## START

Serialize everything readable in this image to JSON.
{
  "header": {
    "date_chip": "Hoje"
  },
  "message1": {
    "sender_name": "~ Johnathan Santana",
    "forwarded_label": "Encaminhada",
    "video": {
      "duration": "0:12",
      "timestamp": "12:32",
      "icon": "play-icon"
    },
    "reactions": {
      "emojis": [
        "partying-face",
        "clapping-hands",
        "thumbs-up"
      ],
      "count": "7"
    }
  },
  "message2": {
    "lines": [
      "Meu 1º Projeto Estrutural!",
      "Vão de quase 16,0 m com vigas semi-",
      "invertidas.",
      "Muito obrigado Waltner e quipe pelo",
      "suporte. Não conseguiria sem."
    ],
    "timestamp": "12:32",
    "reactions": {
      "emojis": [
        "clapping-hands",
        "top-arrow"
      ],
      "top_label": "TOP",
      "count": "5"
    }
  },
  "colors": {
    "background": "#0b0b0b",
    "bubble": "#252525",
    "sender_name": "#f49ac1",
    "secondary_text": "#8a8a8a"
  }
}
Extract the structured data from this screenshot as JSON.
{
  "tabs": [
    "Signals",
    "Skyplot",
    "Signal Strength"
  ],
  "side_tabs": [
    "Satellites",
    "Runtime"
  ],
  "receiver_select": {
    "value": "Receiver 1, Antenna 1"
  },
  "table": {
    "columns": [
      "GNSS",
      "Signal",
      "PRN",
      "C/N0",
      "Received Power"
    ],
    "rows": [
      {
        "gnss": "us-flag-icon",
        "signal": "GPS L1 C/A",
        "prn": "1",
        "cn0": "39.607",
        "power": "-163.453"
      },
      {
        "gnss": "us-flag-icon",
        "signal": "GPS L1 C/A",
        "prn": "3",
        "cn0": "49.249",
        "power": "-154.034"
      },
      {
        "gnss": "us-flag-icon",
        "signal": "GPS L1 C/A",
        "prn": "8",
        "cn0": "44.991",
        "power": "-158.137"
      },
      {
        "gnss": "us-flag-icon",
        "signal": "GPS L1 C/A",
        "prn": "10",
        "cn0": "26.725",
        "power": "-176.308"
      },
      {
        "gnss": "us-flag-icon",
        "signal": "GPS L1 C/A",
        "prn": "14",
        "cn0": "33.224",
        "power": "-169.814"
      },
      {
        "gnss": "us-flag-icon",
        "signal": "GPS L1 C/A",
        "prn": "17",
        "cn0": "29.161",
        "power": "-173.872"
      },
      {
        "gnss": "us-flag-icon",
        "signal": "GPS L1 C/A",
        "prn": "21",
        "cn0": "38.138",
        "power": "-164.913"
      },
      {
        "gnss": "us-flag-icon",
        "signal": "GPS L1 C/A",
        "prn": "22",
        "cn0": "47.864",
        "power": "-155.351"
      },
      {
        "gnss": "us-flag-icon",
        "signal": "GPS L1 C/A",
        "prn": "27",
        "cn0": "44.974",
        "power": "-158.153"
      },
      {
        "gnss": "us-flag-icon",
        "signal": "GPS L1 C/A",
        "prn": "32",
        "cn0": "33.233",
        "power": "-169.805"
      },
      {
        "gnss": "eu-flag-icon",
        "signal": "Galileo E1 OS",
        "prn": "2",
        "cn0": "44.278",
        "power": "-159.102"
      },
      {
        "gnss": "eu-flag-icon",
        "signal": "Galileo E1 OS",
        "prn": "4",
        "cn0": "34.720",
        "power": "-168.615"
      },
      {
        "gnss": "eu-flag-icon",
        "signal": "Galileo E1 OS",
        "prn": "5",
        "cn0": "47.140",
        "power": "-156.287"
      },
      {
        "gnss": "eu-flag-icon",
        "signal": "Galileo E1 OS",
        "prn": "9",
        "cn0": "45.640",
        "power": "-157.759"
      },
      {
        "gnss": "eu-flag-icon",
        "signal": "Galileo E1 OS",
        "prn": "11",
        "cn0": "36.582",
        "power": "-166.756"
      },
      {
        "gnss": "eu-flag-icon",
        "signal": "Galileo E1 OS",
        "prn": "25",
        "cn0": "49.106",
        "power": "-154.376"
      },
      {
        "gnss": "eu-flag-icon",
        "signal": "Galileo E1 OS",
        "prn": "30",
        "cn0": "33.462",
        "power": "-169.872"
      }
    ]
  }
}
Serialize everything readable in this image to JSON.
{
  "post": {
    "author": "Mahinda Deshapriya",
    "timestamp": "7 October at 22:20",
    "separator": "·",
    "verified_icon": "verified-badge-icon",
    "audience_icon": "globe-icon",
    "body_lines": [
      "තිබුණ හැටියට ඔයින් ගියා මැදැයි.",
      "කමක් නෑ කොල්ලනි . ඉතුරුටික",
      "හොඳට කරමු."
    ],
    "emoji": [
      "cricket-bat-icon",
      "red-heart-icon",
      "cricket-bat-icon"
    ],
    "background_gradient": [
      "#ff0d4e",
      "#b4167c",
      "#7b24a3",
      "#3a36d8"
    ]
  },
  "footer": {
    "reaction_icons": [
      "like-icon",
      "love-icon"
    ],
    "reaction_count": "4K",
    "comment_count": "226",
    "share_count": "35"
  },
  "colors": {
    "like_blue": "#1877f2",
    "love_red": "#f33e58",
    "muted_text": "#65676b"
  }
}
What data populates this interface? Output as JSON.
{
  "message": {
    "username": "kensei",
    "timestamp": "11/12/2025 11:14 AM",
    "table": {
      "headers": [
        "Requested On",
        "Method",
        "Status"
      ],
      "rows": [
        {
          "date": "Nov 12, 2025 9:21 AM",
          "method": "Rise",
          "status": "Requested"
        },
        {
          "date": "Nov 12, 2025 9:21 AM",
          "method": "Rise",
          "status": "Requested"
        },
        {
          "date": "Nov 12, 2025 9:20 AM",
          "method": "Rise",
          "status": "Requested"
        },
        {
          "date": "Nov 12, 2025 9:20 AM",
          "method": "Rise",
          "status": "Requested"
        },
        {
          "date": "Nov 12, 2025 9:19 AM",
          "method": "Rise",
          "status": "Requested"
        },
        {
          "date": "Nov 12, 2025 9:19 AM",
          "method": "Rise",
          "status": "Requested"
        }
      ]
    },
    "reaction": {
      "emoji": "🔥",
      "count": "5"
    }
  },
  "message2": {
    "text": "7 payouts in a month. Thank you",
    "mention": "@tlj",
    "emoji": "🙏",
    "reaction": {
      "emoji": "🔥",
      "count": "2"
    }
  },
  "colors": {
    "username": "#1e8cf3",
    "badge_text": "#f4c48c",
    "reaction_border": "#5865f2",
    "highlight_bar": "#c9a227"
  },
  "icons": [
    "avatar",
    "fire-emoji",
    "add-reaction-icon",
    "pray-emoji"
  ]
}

## END

**Your goal:**
Please reproduce each line exactly as written.

**Written answer:**
Serialize everything readable in this image to JSON.
{
  "header": {
    "date_chip": "Hoje"
  },
  "message1": {
    "sender_name": "~ Johnathan Santana",
    "forwarded_label": "Encaminhada",
    "video": {
      "duration": "0:12",
      "timestamp": "12:32",
      "icon": "play-icon"
    },
    "reactions": {
      "emojis": [
        "partying-face",
        "clapping-hands",
        "thumbs-up"
      ],
      "count": "7"
    }
  },
  "message2": {
    "lines": [
      "Meu 1º Projeto Estrutural!",
      "Vão de quase 16,0 m com vigas semi-",
      "invertidas.",
      "Muito obrigado Waltner e quipe pelo",
      "suporte. Não conseguiria sem."
    ],
    "timestamp": "12:32",
    "reactions": {
      "emojis": [
        "clapping-hands",
        "top-arrow"
      ],
      "top_label": "TOP",
      "count": "5"
    }
  },
  "colors": {
    "background": "#0b0b0b",
    "bubble": "#252525",
    "sender_name": "#f49ac1",
    "secondary_text": "#8a8a8a"
  }
}
Extract the structured data from this screenshot as JSON.
{
  "tabs": [
    "Signals",
    "Skyplot",
    "Signal Strength"
  ],
  "side_tabs": [
    "Satellites",
    "Runtime"
  ],
  "receiver_select": {
    "value": "Receiver 1, Antenna 1"
  },
  "table": {
    "columns": [
      "GNSS",
      "Signal",
      "PRN",
      "C/N0",
      "Received Power"
    ],
    "rows": [
      {
        "gnss": "us-flag-icon",
        "signal": "GPS L1 C/A",
        "prn": "1",
        "cn0": "39.607",
        "power": "-163.453"
      },
      {
        "gnss": "us-flag-icon",
        "signal": "GPS L1 C/A",
        "prn": "3",
        "cn0": "49.249",
        "power": "-154.034"
      },
      {
        "gnss": "us-flag-icon",
        "signal": "GPS L1 C/A",
        "prn": "8",
        "cn0": "44.991",
        "power": "-158.137"
      },
      {
        "gnss": "us-flag-icon",
        "signal": "GPS L1 C/A",
        "prn": "10",
        "cn0": "26.725",
        "power": "-176.308"
      },
      {
        "gnss": "us-flag-icon",
        "signal": "GPS L1 C/A",
        "prn": "14",
        "cn0": "33.224",
        "power": "-169.814"
      },
      {
        "gnss": "us-flag-icon",
        "signal": "GPS L1 C/A",
        "prn": "17",
        "cn0": "29.161",
        "power": "-173.872"
      },
      {
        "gnss": "us-flag-icon",
        "signal": "GPS L1 C/A",
        "prn": "21",
        "cn0": "38.138",
        "power": "-164.913"
      },
      {
        "gnss": "us-flag-icon",
        "signal": "GPS L1 C/A",
        "prn": "22",
        "cn0": "47.864",
        "power": "-155.351"
      },
      {
        "gnss": "us-flag-icon",
        "signal": "GPS L1 C/A",
        "prn": "27",
        "cn0": "44.974",
        "power": "-158.153"
      },
      {
        "gnss": "us-flag-icon",
        "signal": "GPS L1 C/A",
        "prn": "32",
        "cn0": "33.233",
        "power": "-169.805"
      },
      {
        "gnss": "eu-flag-icon",
        "signal": "Galileo E1 OS",
        "prn": "2",
        "cn0": "44.278",
        "power": "-159.102"
      },
      {
        "gnss": "eu-flag-icon",
        "signal": "Galileo E1 OS",
        "prn": "4",
        "cn0": "34.720",
        "power": "-168.615"
      },
      {
        "gnss": "eu-flag-icon",
        "signal": "Galileo E1 OS",
        "prn": "5",
        "cn0": "47.140",
        "power": "-156.287"
      },
      {
        "gnss": "eu-flag-icon",
        "signal": "Galileo E1 OS",
        "prn": "9",
        "cn0": "45.640",
        "power": "-157.759"
      },
      {
        "gnss": "eu-flag-icon",
        "signal": "Galileo E1 OS",
        "prn": "11",
        "cn0": "36.582",
        "power": "-166.756"
      },
      {
        "gnss": "eu-flag-icon",
        "signal": "Galileo E1 OS",
        "prn": "25",
        "cn0": "49.106",
        "power": "-154.376"
      },
      {
        "gnss": "eu-flag-icon",
        "signal": "Galileo E1 OS",
        "prn": "30",
        "cn0": "33.462",
        "power": "-169.872"
      }
    ]
  }
}
Serialize everything readable in this image to JSON.
{
  "post": {
    "author": "Mahinda Deshapriya",
    "timestamp": "7 October at 22:20",
    "separator": "·",
    "verified_icon": "verified-badge-icon",
    "audience_icon": "globe-icon",
    "body_lines": [
      "තිබුණ හැටියට ඔයින් ගියා මැදැයි.",
      "කමක් නෑ කොල්ලනි . ඉතුරුටික",
      "හොඳට කරමු."
    ],
    "emoji": [
      "cricket-bat-icon",
      "red-heart-icon",
      "cricket-bat-icon"
    ],
    "background_gradient": [
      "#ff0d4e",
      "#b4167c",
      "#7b24a3",
      "#3a36d8"
    ]
  },
  "footer": {
    "reaction_icons": [
      "like-icon",
      "love-icon"
    ],
    "reaction_count": "4K",
    "comment_count": "226",
    "share_count": "35"
  },
  "colors": {
    "like_blue": "#1877f2",
    "love_red": "#f33e58",
    "muted_text": "#65676b"
  }
}
What data populates this interface? Output as JSON.
{
  "message": {
    "username": "kensei",
    "timestamp": "11/12/2025 11:14 AM",
    "table": {
      "headers": [
        "Requested On",
        "Method",
        "Status"
      ],
      "rows": [
        {
          "date": "Nov 12, 2025 9:21 AM",
          "method": "Rise",
          "status": "Requested"
        },
        {
          "date": "Nov 12, 2025 9:21 AM",
          "method": "Rise",
          "status": "Requested"
        },
        {
          "date": "Nov 12, 2025 9:20 AM",
          "method": "Rise",
          "status": "Requested"
        },
        {
          "date": "Nov 12, 2025 9:20 AM",
          "method": "Rise",
          "status": "Requested"
        },
        {
          "date": "Nov 12, 2025 9:19 AM",
          "method": "Rise",
          "status": "Requested"
        },
        {
          "date": "Nov 12, 2025 9:19 AM",
          "method": "Rise",
          "status": "Requested"
        }
      ]
    },
    "reaction": {
      "emoji": "🔥",
      "count": "5"
    }
  },
  "message2": {
    "text": "7 payouts in a month. Thank you",
    "mention": "@tlj",
    "emoji": "🙏",
    "reaction": {
      "emoji": "🔥",
      "count": "2"
    }
  },
  "colors": {
    "username": "#1e8cf3",
    "badge_text": "#f4c48c",
    "reaction_border": "#5865f2",
    "highlight_bar": "#c9a227"
  },
  "icons": [
    "avatar",
    "fire-emoji",
    "add-reaction-icon",
    "pray-emoji"
  ]
}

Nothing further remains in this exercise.